**Material**
━━━━━━━━━━━━━━━━━━━━━━━━━━━━━━
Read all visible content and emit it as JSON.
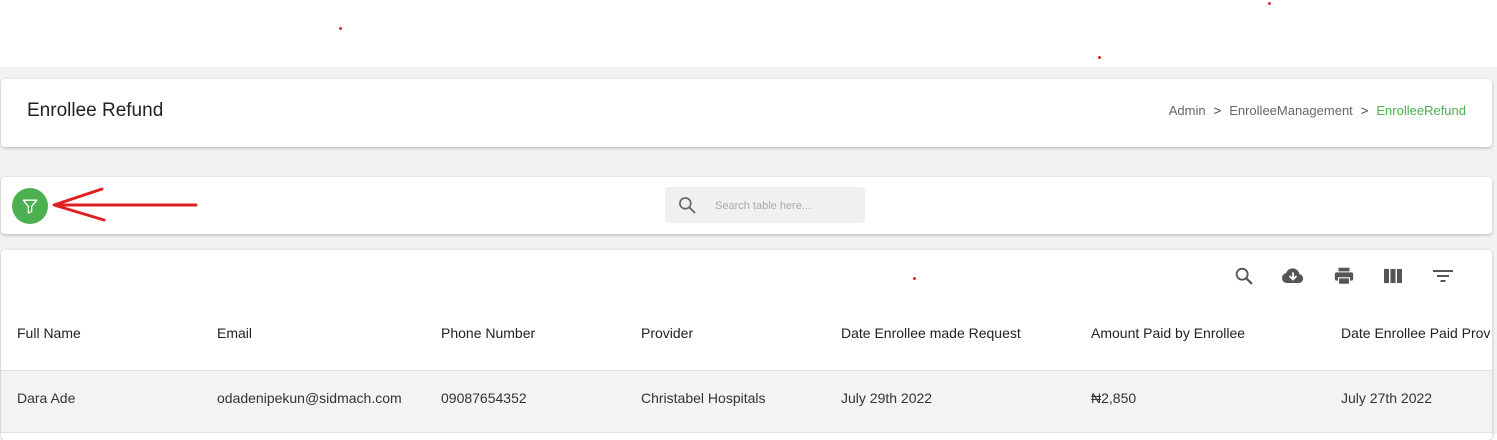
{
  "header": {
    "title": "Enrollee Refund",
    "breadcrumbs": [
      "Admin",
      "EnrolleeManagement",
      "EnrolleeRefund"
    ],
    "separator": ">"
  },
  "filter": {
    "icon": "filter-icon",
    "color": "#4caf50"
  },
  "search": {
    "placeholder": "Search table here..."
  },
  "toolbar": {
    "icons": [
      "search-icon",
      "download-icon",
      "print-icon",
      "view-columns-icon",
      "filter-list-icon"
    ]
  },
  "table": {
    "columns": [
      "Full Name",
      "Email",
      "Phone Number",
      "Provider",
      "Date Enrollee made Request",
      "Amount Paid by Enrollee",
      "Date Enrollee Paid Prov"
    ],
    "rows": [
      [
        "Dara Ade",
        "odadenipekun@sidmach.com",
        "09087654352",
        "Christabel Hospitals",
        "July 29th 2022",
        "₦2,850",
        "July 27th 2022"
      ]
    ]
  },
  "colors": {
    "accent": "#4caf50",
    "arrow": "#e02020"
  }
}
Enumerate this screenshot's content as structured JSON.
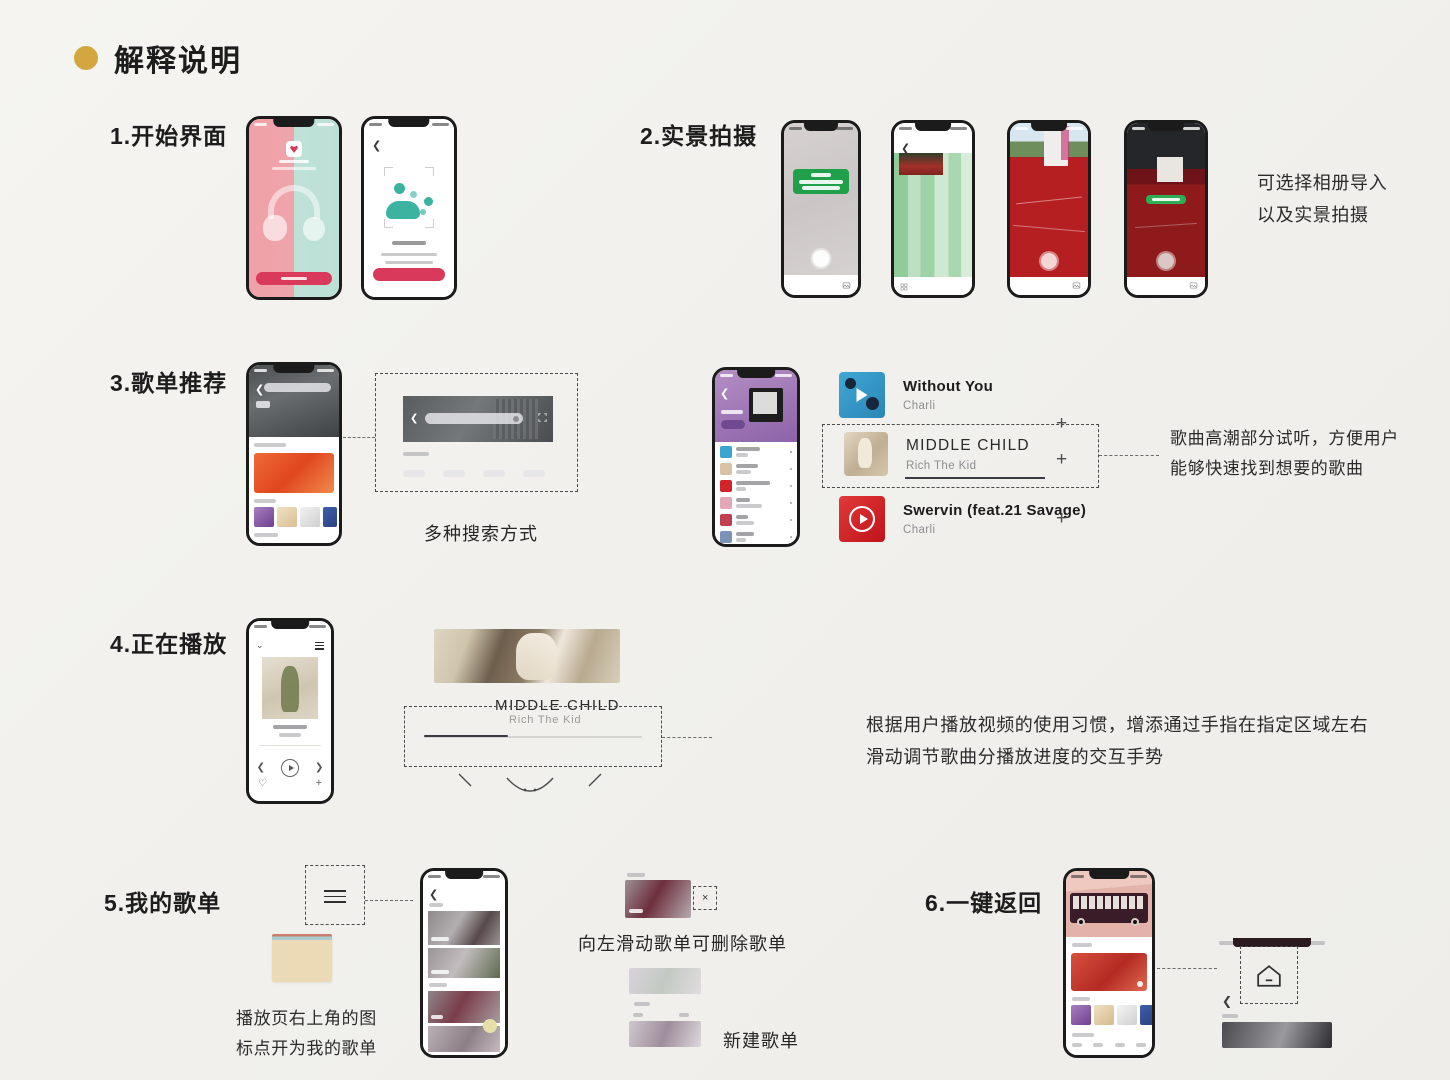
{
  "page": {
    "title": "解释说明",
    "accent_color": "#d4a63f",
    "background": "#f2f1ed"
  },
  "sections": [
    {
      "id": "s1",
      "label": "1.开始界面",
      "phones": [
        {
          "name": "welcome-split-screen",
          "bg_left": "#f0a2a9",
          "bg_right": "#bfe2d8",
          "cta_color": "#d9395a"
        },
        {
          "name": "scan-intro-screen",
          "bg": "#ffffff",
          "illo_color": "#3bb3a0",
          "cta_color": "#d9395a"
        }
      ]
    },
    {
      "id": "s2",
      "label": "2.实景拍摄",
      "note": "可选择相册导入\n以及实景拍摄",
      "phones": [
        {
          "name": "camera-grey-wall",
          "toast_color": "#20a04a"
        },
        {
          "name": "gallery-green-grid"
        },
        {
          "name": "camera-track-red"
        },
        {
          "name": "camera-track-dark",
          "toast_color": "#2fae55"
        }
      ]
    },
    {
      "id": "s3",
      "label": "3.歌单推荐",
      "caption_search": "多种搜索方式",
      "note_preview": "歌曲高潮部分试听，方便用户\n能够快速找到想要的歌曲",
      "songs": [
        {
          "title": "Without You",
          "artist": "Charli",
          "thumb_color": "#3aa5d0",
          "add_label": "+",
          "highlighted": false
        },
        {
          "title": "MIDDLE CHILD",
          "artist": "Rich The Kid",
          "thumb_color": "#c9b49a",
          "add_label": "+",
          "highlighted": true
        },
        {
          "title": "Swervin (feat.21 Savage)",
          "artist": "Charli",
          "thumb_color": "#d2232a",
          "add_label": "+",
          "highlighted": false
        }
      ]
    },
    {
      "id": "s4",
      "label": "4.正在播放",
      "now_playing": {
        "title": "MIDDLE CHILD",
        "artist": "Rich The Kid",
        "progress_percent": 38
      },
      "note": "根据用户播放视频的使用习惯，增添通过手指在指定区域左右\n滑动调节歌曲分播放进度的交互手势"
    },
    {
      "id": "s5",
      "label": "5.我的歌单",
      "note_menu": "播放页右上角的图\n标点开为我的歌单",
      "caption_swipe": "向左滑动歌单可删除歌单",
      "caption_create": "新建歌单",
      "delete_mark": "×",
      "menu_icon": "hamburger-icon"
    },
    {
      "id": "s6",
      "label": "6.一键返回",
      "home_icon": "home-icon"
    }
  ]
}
━━━━━━━━━━━━━━━━━━━━━━━━━━━━━━
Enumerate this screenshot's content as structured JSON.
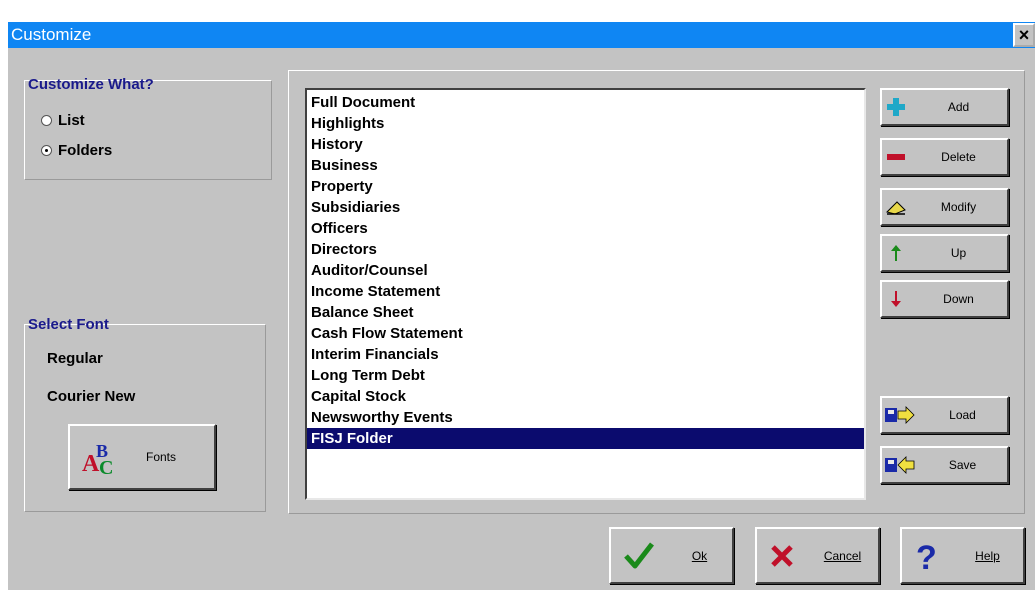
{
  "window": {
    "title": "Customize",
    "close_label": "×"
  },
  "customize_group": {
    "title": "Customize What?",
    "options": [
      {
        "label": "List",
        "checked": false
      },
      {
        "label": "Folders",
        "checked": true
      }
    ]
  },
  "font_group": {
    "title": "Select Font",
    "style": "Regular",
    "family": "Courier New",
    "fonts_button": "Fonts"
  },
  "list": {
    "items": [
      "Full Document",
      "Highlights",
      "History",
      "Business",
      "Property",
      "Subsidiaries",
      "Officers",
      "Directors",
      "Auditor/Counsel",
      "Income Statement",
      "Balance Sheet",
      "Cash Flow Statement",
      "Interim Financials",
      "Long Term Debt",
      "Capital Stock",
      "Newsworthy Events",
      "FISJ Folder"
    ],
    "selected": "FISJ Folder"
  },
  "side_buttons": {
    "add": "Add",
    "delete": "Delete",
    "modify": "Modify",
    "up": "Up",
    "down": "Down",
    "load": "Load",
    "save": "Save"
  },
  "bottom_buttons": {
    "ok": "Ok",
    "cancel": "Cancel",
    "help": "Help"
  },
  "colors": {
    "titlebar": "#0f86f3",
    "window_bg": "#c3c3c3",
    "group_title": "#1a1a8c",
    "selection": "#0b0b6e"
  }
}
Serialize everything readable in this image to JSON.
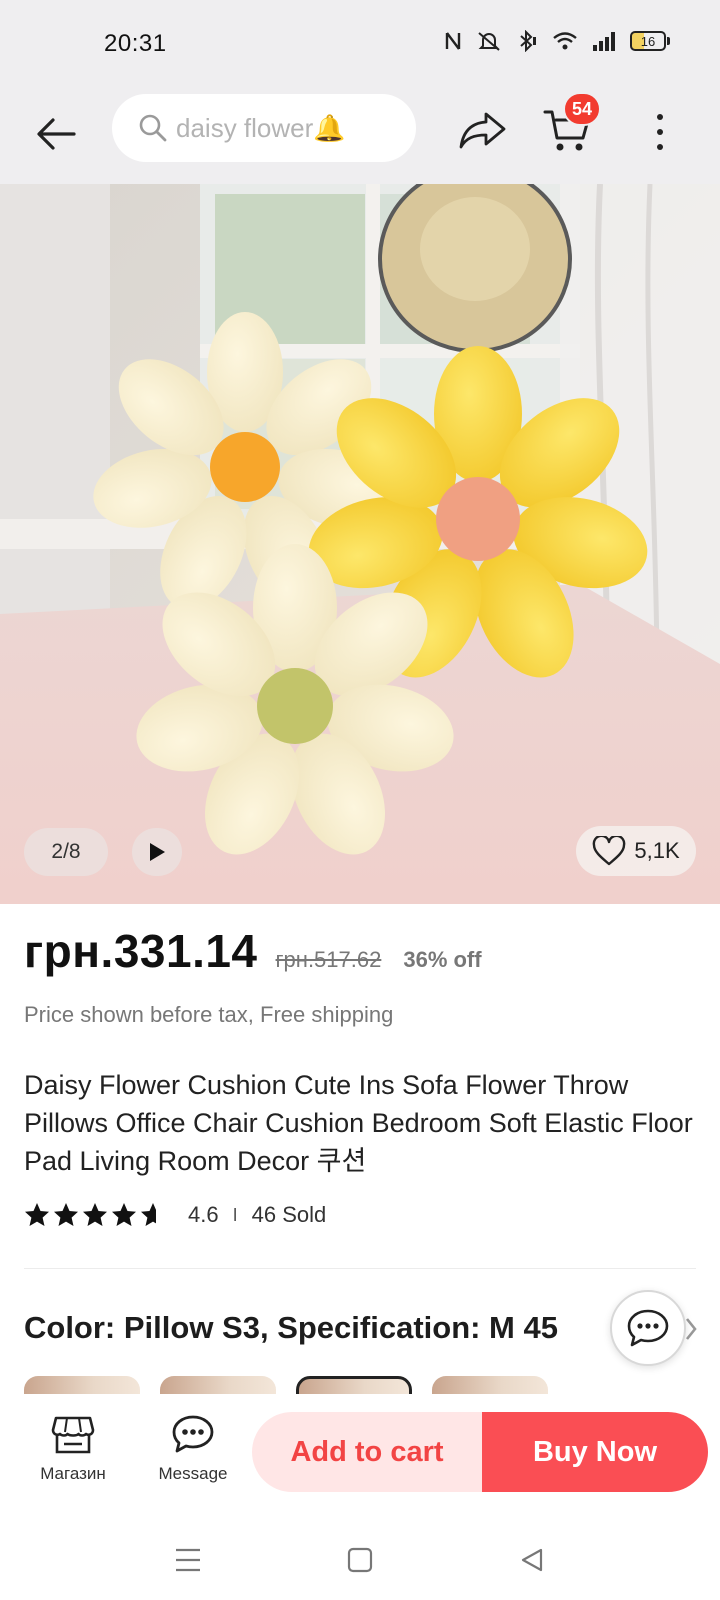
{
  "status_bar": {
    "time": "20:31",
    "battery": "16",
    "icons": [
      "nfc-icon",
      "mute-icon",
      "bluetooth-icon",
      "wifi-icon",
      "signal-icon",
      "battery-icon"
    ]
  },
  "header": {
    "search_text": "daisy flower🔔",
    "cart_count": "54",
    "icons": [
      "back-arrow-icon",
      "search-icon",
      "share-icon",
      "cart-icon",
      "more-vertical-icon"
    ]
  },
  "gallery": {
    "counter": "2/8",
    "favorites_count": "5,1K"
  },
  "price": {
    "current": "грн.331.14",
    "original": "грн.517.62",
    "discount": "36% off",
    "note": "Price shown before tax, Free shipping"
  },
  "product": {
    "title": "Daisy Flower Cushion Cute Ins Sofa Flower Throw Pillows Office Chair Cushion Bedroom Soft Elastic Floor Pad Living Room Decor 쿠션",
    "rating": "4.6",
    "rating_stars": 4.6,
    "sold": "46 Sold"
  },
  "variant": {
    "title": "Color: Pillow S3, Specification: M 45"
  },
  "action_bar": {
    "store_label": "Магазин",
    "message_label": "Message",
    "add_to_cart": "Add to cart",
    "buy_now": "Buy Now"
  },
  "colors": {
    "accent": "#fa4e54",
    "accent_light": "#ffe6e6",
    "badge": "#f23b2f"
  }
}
━━━━━━━━━━━━━━━━━━━━━━━━━━━━━━
**To be done**
Going through the lines above one by one, tally those with the word "artist" and give only the total.

**Final result**
4